The problem
Output every line below without omitting or altering anything.

Given information
● ● ●
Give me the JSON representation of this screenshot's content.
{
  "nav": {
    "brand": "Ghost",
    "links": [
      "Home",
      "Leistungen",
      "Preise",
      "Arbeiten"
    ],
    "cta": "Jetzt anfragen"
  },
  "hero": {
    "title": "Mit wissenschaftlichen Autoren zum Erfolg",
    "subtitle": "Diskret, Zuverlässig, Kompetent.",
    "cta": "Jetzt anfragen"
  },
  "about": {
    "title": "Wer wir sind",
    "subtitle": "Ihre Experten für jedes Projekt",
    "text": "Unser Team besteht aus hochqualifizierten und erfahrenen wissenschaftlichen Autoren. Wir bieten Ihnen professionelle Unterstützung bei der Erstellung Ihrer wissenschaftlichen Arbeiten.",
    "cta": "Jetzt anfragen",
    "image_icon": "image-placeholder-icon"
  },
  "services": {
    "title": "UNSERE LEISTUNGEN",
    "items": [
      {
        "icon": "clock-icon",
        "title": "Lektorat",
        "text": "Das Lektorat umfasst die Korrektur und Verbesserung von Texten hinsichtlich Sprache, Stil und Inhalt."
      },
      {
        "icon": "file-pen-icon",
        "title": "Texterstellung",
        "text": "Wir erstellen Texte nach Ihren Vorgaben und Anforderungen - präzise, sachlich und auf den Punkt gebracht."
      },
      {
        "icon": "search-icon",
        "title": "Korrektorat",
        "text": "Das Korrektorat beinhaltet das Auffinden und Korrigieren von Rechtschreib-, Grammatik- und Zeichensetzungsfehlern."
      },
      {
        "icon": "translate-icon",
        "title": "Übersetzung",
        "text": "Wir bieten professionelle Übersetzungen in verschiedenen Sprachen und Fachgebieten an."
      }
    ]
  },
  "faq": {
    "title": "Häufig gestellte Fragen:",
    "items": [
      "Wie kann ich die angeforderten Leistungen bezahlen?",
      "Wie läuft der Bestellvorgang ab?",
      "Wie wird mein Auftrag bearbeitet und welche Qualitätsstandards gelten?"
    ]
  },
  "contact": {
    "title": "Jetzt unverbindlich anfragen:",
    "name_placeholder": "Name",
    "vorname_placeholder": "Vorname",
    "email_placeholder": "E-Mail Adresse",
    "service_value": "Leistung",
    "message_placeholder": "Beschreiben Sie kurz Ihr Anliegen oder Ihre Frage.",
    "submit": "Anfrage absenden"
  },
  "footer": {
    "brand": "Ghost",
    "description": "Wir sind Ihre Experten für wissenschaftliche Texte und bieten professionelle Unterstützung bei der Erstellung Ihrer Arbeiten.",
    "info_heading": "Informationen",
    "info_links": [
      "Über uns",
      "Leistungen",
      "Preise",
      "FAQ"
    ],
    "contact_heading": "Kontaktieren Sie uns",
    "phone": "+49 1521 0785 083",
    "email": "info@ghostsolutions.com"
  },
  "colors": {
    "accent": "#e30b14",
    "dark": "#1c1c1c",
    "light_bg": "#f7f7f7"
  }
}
● ● ●
Written solution
Give me the JSON representation of this screenshot's content.
{
  "nav": {
    "brand": "Ghost",
    "links": [
      "Home",
      "Leistungen",
      "Preise",
      "Arbeiten"
    ],
    "cta": "Jetzt anfragen"
  },
  "hero": {
    "title": "Mit wissenschaftlichen Autoren zum Erfolg",
    "subtitle": "Diskret, Zuverlässig, Kompetent.",
    "cta": "Jetzt anfragen"
  },
  "about": {
    "title": "Wer wir sind",
    "subtitle": "Ihre Experten für jedes Projekt",
    "text": "Unser Team besteht aus hochqualifizierten und erfahrenen wissenschaftlichen Autoren. Wir bieten Ihnen professionelle Unterstützung bei der Erstellung Ihrer wissenschaftlichen Arbeiten.",
    "cta": "Jetzt anfragen",
    "image_icon": "image-placeholder-icon"
  },
  "services": {
    "title": "UNSERE LEISTUNGEN",
    "items": [
      {
        "icon": "clock-icon",
        "title": "Lektorat",
        "text": "Das Lektorat umfasst die Korrektur und Verbesserung von Texten hinsichtlich Sprache, Stil und Inhalt."
      },
      {
        "icon": "file-pen-icon",
        "title": "Texterstellung",
        "text": "Wir erstellen Texte nach Ihren Vorgaben und Anforderungen - präzise, sachlich und auf den Punkt gebracht."
      },
      {
        "icon": "search-icon",
        "title": "Korrektorat",
        "text": "Das Korrektorat beinhaltet das Auffinden und Korrigieren von Rechtschreib-, Grammatik- und Zeichensetzungsfehlern."
      },
      {
        "icon": "translate-icon",
        "title": "Übersetzung",
        "text": "Wir bieten professionelle Übersetzungen in verschiedenen Sprachen und Fachgebieten an."
      }
    ]
  },
  "faq": {
    "title": "Häufig gestellte Fragen:",
    "items": [
      "Wie kann ich die angeforderten Leistungen bezahlen?",
      "Wie läuft der Bestellvorgang ab?",
      "Wie wird mein Auftrag bearbeitet und welche Qualitätsstandards gelten?"
    ]
  },
  "contact": {
    "title": "Jetzt unverbindlich anfragen:",
    "name_placeholder": "Name",
    "vorname_placeholder": "Vorname",
    "email_placeholder": "E-Mail Adresse",
    "service_value": "Leistung",
    "message_placeholder": "Beschreiben Sie kurz Ihr Anliegen oder Ihre Frage.",
    "submit": "Anfrage absenden"
  },
  "footer": {
    "brand": "Ghost",
    "description": "Wir sind Ihre Experten für wissenschaftliche Texte und bieten professionelle Unterstützung bei der Erstellung Ihrer Arbeiten.",
    "info_heading": "Informationen",
    "info_links": [
      "Über uns",
      "Leistungen",
      "Preise",
      "FAQ"
    ],
    "contact_heading": "Kontaktieren Sie uns",
    "phone": "+49 1521 0785 083",
    "email": "info@ghostsolutions.com"
  },
  "colors": {
    "accent": "#e30b14",
    "dark": "#1c1c1c",
    "light_bg": "#f7f7f7"
  }
}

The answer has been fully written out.